[WHAT IS NEEDED] Check each line below for "color" and report how many have it, nothing else.

[EXERCISE DATA]
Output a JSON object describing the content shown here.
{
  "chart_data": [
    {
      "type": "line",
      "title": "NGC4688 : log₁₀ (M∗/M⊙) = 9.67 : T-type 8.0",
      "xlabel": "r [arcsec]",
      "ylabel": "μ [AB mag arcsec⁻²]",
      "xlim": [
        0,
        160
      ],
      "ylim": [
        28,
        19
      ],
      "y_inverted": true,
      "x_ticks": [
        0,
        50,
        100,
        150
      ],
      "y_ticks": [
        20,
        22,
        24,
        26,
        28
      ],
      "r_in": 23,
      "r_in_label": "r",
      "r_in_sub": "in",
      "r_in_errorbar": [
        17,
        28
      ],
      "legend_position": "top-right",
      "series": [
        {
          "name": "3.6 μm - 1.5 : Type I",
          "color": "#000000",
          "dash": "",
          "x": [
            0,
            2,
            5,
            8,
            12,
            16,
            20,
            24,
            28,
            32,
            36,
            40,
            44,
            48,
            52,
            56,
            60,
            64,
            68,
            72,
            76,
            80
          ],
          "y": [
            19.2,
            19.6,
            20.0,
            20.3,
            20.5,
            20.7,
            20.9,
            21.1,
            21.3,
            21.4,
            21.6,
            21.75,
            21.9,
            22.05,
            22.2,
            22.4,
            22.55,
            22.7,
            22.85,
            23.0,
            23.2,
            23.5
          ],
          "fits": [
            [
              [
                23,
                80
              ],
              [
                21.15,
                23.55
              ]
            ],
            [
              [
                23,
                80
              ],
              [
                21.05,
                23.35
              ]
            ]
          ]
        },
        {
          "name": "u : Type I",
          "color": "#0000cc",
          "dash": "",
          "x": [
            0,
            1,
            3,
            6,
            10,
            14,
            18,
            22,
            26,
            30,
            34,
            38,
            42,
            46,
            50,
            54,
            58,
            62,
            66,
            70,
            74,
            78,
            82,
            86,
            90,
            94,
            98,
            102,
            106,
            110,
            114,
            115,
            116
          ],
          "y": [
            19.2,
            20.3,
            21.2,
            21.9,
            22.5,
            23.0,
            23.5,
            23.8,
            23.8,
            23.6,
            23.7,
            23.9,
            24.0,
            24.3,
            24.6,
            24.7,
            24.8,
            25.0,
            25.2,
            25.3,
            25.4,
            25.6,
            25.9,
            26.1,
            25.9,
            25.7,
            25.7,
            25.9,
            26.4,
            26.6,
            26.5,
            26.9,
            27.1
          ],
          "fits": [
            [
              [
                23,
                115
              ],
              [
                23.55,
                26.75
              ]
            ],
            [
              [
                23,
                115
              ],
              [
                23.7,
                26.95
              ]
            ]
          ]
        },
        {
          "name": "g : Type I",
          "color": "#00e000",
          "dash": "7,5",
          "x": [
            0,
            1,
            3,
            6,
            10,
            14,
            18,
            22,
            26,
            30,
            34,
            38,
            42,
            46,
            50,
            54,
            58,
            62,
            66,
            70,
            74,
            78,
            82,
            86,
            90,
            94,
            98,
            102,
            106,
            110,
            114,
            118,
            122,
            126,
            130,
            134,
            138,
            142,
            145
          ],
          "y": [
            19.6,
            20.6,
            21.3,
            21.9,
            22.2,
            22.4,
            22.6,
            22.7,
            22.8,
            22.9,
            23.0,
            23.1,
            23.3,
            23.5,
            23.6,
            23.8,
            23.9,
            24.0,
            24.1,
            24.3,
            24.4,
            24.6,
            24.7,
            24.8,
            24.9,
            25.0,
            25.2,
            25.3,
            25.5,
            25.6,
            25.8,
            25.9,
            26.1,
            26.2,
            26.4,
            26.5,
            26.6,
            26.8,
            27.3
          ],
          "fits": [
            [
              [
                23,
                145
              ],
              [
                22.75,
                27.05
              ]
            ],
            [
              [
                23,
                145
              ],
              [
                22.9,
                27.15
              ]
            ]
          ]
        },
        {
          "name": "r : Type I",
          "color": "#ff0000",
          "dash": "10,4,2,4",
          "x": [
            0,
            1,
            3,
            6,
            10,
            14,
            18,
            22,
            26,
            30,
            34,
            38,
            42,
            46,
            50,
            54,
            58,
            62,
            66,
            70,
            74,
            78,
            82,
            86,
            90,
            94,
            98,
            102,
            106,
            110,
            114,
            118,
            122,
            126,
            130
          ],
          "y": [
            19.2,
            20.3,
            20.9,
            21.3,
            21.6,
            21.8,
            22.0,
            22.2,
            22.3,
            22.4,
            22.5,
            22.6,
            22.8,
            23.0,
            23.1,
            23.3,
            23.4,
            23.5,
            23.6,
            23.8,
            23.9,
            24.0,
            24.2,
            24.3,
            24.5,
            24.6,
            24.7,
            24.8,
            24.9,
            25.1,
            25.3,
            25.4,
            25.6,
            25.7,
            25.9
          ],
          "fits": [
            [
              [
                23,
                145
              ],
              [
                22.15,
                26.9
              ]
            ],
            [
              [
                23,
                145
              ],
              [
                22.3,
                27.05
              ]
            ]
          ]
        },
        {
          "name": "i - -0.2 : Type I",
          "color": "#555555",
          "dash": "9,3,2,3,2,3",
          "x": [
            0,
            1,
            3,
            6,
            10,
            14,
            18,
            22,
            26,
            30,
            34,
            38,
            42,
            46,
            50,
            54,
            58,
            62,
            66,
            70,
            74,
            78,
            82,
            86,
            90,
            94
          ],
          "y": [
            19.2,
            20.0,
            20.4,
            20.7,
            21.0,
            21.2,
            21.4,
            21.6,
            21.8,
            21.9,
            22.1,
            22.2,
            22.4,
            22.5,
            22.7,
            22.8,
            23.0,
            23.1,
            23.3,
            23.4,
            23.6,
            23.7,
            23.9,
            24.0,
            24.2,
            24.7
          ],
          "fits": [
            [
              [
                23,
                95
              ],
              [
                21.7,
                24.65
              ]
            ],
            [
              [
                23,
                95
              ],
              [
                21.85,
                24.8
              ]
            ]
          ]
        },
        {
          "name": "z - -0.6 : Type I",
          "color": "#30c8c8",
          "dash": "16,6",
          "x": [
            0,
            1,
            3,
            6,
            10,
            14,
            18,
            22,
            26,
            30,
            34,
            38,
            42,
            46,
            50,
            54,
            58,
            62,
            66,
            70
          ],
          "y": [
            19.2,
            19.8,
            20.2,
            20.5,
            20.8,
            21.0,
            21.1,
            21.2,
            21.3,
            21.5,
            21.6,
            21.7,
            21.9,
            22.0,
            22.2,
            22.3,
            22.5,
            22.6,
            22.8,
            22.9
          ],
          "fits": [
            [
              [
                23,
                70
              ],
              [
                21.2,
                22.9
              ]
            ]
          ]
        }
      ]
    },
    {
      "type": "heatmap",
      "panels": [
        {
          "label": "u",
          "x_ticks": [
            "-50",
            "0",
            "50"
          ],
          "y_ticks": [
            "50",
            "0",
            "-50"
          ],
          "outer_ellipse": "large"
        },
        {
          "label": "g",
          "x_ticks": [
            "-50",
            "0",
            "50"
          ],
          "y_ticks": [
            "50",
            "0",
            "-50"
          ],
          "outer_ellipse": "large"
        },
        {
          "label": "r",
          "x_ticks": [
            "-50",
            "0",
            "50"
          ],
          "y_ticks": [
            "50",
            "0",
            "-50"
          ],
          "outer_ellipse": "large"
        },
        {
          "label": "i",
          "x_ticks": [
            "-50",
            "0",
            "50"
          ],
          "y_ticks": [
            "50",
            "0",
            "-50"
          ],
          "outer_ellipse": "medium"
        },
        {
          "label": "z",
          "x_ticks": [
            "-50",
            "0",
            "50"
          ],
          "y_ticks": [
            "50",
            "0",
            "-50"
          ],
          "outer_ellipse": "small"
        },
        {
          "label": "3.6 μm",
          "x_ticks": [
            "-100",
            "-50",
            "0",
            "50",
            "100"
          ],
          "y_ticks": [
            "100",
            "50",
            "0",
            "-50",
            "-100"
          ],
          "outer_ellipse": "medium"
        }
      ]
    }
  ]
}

[OUTPUT OF THE TASK] 6